» **Exercise task**: Write out the records again, exactly, leaving none out.
####
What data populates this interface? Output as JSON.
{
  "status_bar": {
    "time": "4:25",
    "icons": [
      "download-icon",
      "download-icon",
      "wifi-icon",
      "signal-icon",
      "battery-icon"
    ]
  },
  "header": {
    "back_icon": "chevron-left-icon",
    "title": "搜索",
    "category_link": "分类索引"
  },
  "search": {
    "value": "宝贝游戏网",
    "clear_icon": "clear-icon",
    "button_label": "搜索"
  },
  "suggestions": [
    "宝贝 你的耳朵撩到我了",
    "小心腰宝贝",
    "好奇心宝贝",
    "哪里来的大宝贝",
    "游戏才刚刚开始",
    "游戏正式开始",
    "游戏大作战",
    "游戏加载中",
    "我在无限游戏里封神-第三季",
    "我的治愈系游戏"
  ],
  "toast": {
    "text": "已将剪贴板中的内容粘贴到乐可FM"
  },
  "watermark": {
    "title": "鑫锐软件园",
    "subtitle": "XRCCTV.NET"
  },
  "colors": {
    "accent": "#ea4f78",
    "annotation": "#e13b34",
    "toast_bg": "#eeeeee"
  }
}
####
» **Exercise result**:
What data populates this interface? Output as JSON.
{
  "status_bar": {
    "time": "4:25",
    "icons": [
      "download-icon",
      "download-icon",
      "wifi-icon",
      "signal-icon",
      "battery-icon"
    ]
  },
  "header": {
    "back_icon": "chevron-left-icon",
    "title": "搜索",
    "category_link": "分类索引"
  },
  "search": {
    "value": "宝贝游戏网",
    "clear_icon": "clear-icon",
    "button_label": "搜索"
  },
  "suggestions": [
    "宝贝 你的耳朵撩到我了",
    "小心腰宝贝",
    "好奇心宝贝",
    "哪里来的大宝贝",
    "游戏才刚刚开始",
    "游戏正式开始",
    "游戏大作战",
    "游戏加载中",
    "我在无限游戏里封神-第三季",
    "我的治愈系游戏"
  ],
  "toast": {
    "text": "已将剪贴板中的内容粘贴到乐可FM"
  },
  "watermark": {
    "title": "鑫锐软件园",
    "subtitle": "XRCCTV.NET"
  },
  "colors": {
    "accent": "#ea4f78",
    "annotation": "#e13b34",
    "toast_bg": "#eeeeee"
  }
}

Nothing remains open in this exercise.